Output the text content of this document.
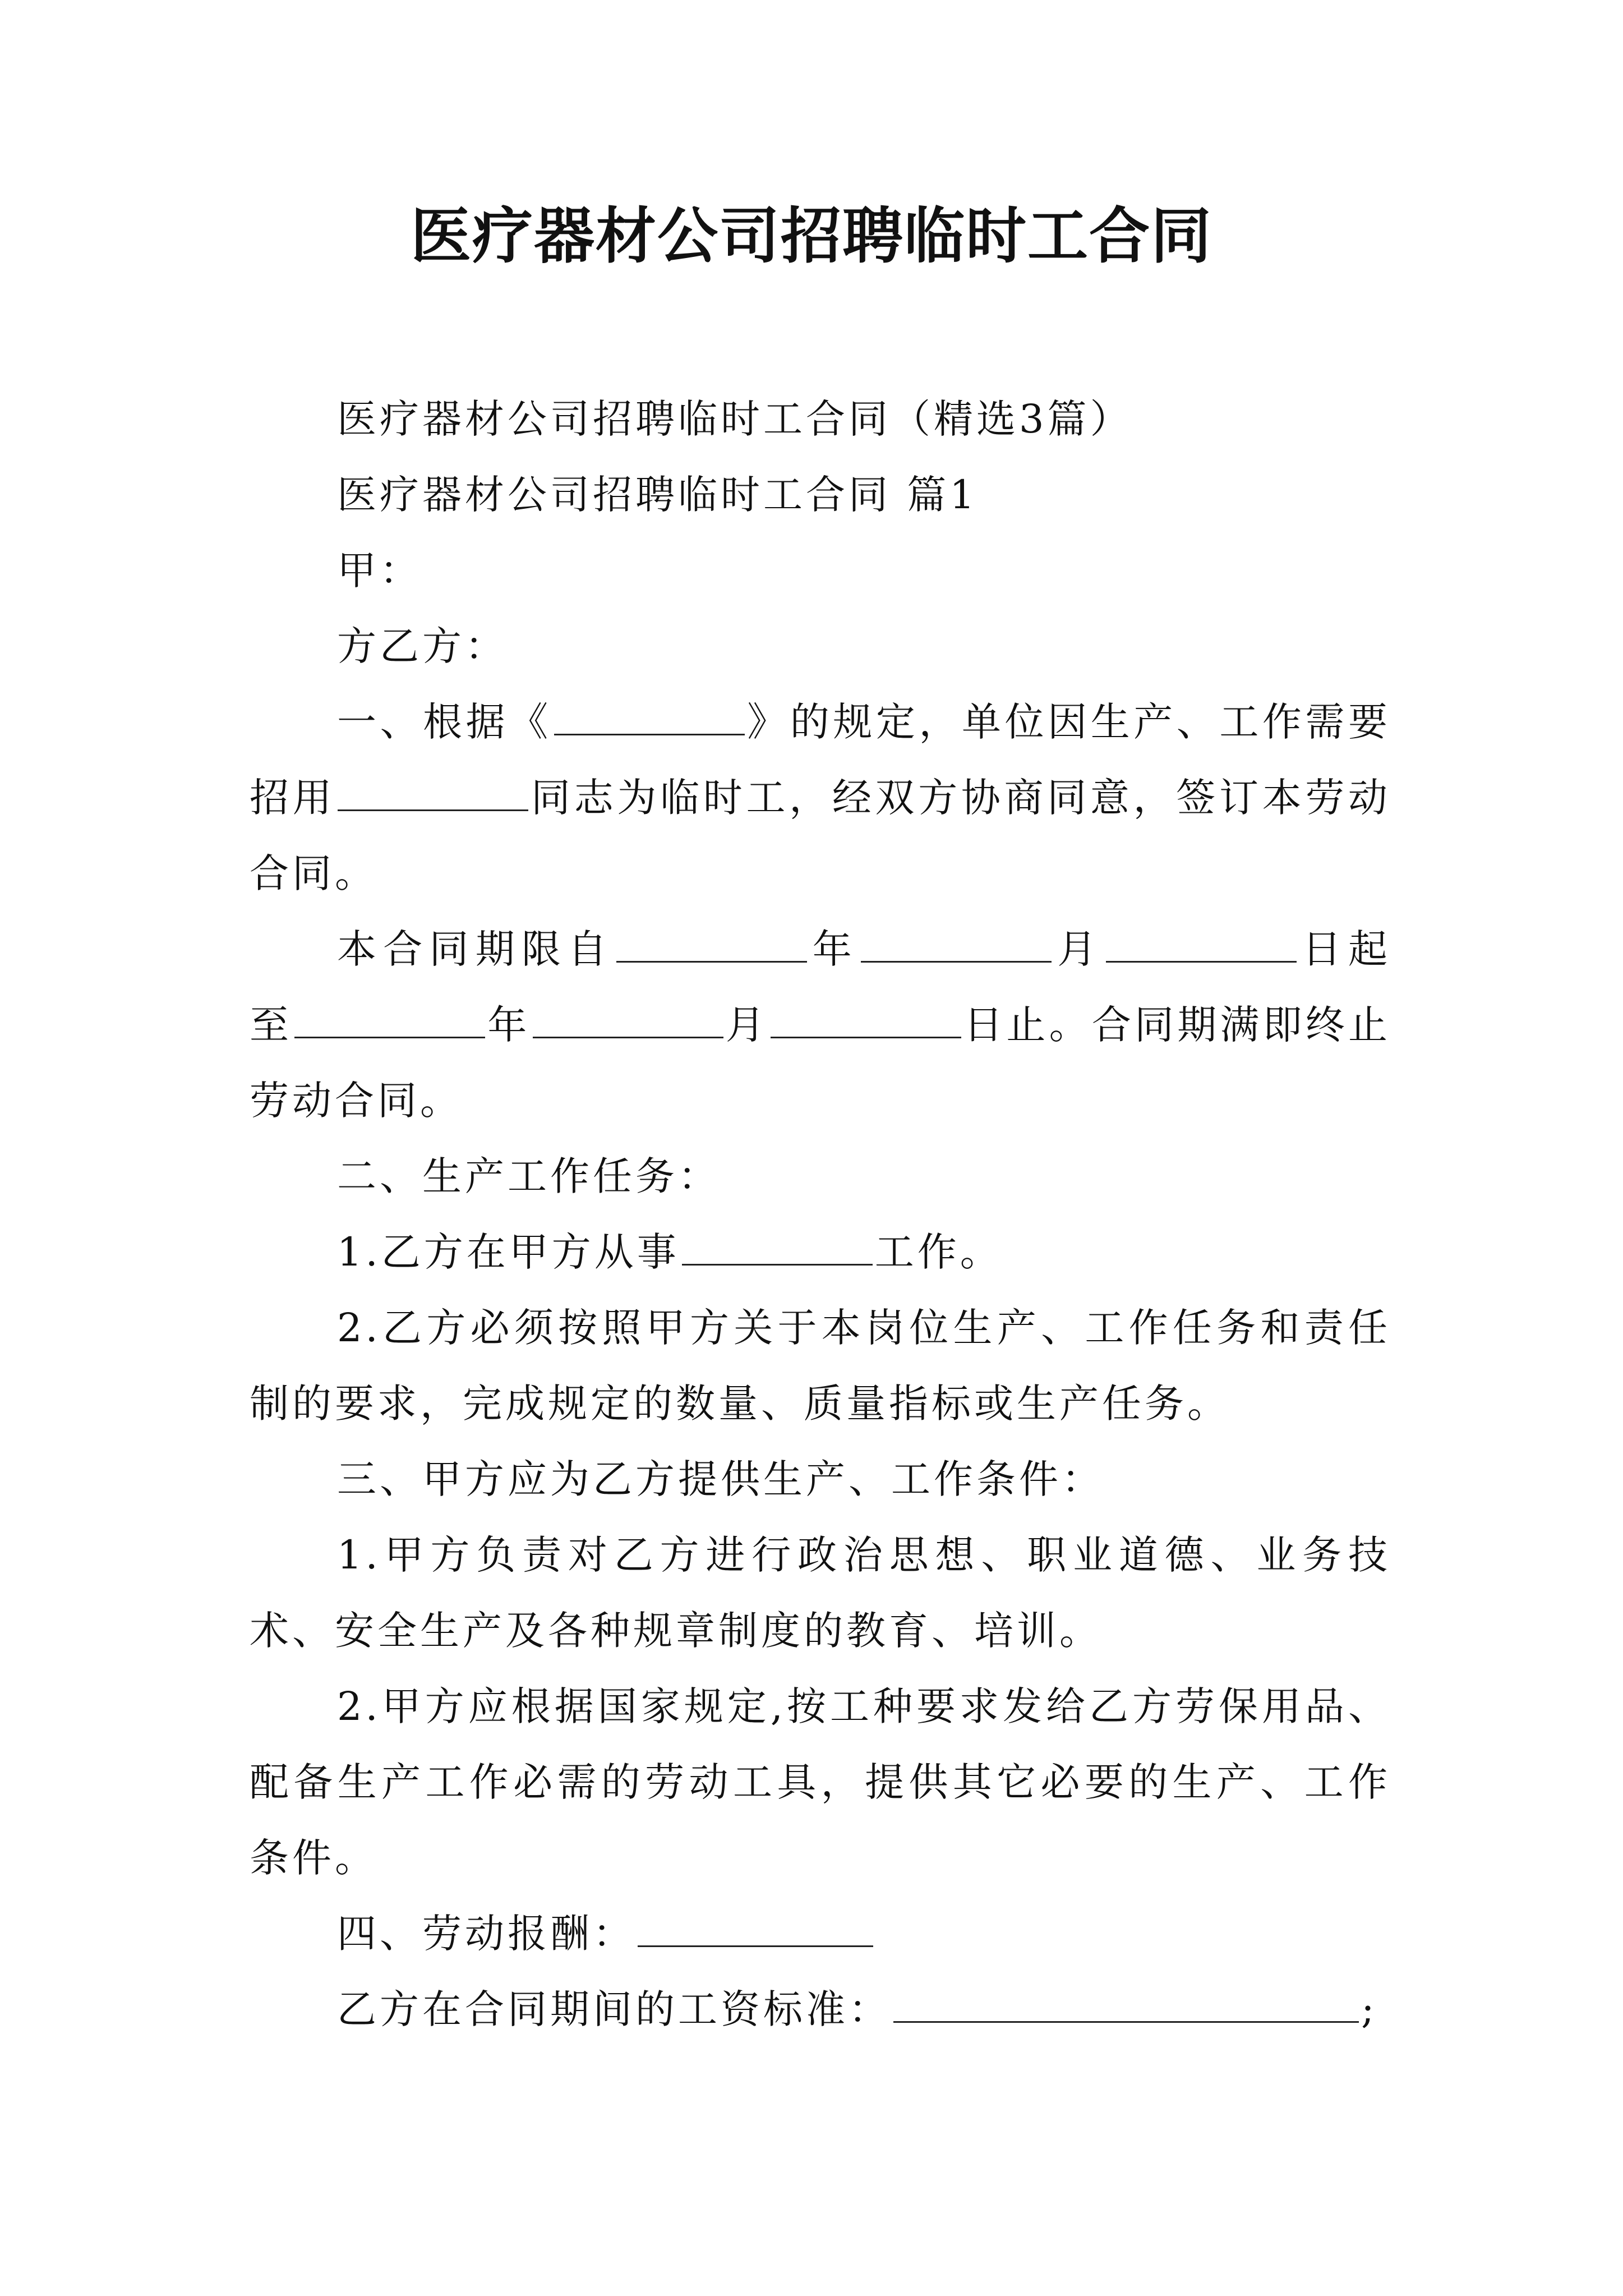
医疗器材公司招聘临时工合同

医疗器材公司招聘临时工合同（精选3篇）

医疗器材公司招聘临时工合同 篇1

甲：

方乙方：

一、根据《	》的规定，单位因生产、工作需要招用	同志为临时工，经双方协商同意，签订本劳动合同。

本合同期限自	年	月	日起至	年	月	日止。合同期满即终止劳动合同。

二、生产工作任务：

1.乙方在甲方从事	工作。

2.乙方必须按照甲方关于本岗位生产、工作任务和责任制的要求，完成规定的数量、质量指标或生产任务。

三、甲方应为乙方提供生产、工作条件：

1.甲方负责对乙方进行政治思想、职业道德、业务技术、安全生产及各种规章制度的教育、培训。

2.甲方应根据国家规定,按工种要求发给乙方劳保用品、配备生产工作必需的劳动工具，提供其它必要的生产、工作条件。

四、劳动报酬：

乙方在合同期间的工资标准：	;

::::::

Show every line that contains the word "工作条件".

§ **TASK ANSWER**:
三、甲方应为乙方提供生产、工作条件：
2.甲方应根据国家规定,按工种要求发给乙方劳保用品、配备生产工作必需的劳动工具，提供其它必要的生产、工作条件。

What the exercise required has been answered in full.